Requirements: Repeat every line exactly, keeping the pictures out of the copy.

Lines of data
☆ ☆ ☆ ☆

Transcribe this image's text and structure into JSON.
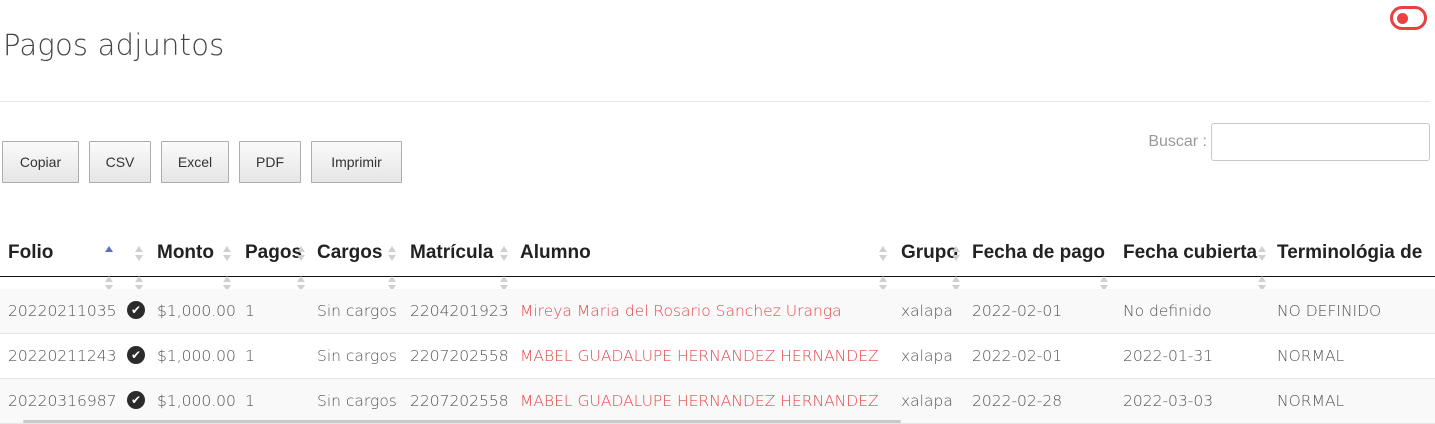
{
  "page": {
    "title": "Pagos adjuntos"
  },
  "toolbar": {
    "buttons": [
      {
        "label": "Copiar"
      },
      {
        "label": "CSV"
      },
      {
        "label": "Excel"
      },
      {
        "label": "PDF"
      },
      {
        "label": "Imprimir"
      }
    ]
  },
  "search": {
    "label": "Buscar :",
    "value": "",
    "placeholder": ""
  },
  "table": {
    "columns": [
      "Folio",
      "",
      "Monto",
      "Pagos",
      "Cargos",
      "Matrícula",
      "Alumno",
      "Grupo",
      "Fecha de pago",
      "Fecha cubierta",
      "Terminológia de"
    ],
    "rows": [
      {
        "folio": "20220211035",
        "status_icon": "check-circle-icon",
        "monto": "$1,000.00",
        "pagos": "1",
        "cargos": "Sin cargos",
        "matricula": "2204201923",
        "alumno": "Mireya Maria del Rosario Sanchez Uranga",
        "grupo": "xalapa",
        "fecha_pago": "2022-02-01",
        "fecha_cubierta": "No definido",
        "terminologia": "NO DEFINIDO"
      },
      {
        "folio": "20220211243",
        "status_icon": "check-circle-icon",
        "monto": "$1,000.00",
        "pagos": "1",
        "cargos": "Sin cargos",
        "matricula": "2207202558",
        "alumno": "MABEL GUADALUPE HERNANDEZ HERNANDEZ",
        "grupo": "xalapa",
        "fecha_pago": "2022-02-01",
        "fecha_cubierta": "2022-01-31",
        "terminologia": "NORMAL"
      },
      {
        "folio": "20220316987",
        "status_icon": "check-circle-icon",
        "monto": "$1,000.00",
        "pagos": "1",
        "cargos": "Sin cargos",
        "matricula": "2207202558",
        "alumno": "MABEL GUADALUPE HERNANDEZ HERNANDEZ",
        "grupo": "xalapa",
        "fecha_pago": "2022-02-28",
        "fecha_cubierta": "2022-03-03",
        "terminologia": "NORMAL"
      }
    ]
  },
  "colors": {
    "accent": "#e5474a",
    "toggle": "#e8413f",
    "sort_active": "#5a6fc0"
  }
}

☆ ☆ ☆ ☆

Written reply:
Transcribe this image's text and structure into JSON.
{
  "page": {
    "title": "Pagos adjuntos"
  },
  "toolbar": {
    "buttons": [
      {
        "label": "Copiar"
      },
      {
        "label": "CSV"
      },
      {
        "label": "Excel"
      },
      {
        "label": "PDF"
      },
      {
        "label": "Imprimir"
      }
    ]
  },
  "search": {
    "label": "Buscar :",
    "value": "",
    "placeholder": ""
  },
  "table": {
    "columns": [
      "Folio",
      "",
      "Monto",
      "Pagos",
      "Cargos",
      "Matrícula",
      "Alumno",
      "Grupo",
      "Fecha de pago",
      "Fecha cubierta",
      "Terminológia de"
    ],
    "rows": [
      {
        "folio": "20220211035",
        "status_icon": "check-circle-icon",
        "monto": "$1,000.00",
        "pagos": "1",
        "cargos": "Sin cargos",
        "matricula": "2204201923",
        "alumno": "Mireya Maria del Rosario Sanchez Uranga",
        "grupo": "xalapa",
        "fecha_pago": "2022-02-01",
        "fecha_cubierta": "No definido",
        "terminologia": "NO DEFINIDO"
      },
      {
        "folio": "20220211243",
        "status_icon": "check-circle-icon",
        "monto": "$1,000.00",
        "pagos": "1",
        "cargos": "Sin cargos",
        "matricula": "2207202558",
        "alumno": "MABEL GUADALUPE HERNANDEZ HERNANDEZ",
        "grupo": "xalapa",
        "fecha_pago": "2022-02-01",
        "fecha_cubierta": "2022-01-31",
        "terminologia": "NORMAL"
      },
      {
        "folio": "20220316987",
        "status_icon": "check-circle-icon",
        "monto": "$1,000.00",
        "pagos": "1",
        "cargos": "Sin cargos",
        "matricula": "2207202558",
        "alumno": "MABEL GUADALUPE HERNANDEZ HERNANDEZ",
        "grupo": "xalapa",
        "fecha_pago": "2022-02-28",
        "fecha_cubierta": "2022-03-03",
        "terminologia": "NORMAL"
      }
    ]
  },
  "colors": {
    "accent": "#e5474a",
    "toggle": "#e8413f",
    "sort_active": "#5a6fc0"
  }
}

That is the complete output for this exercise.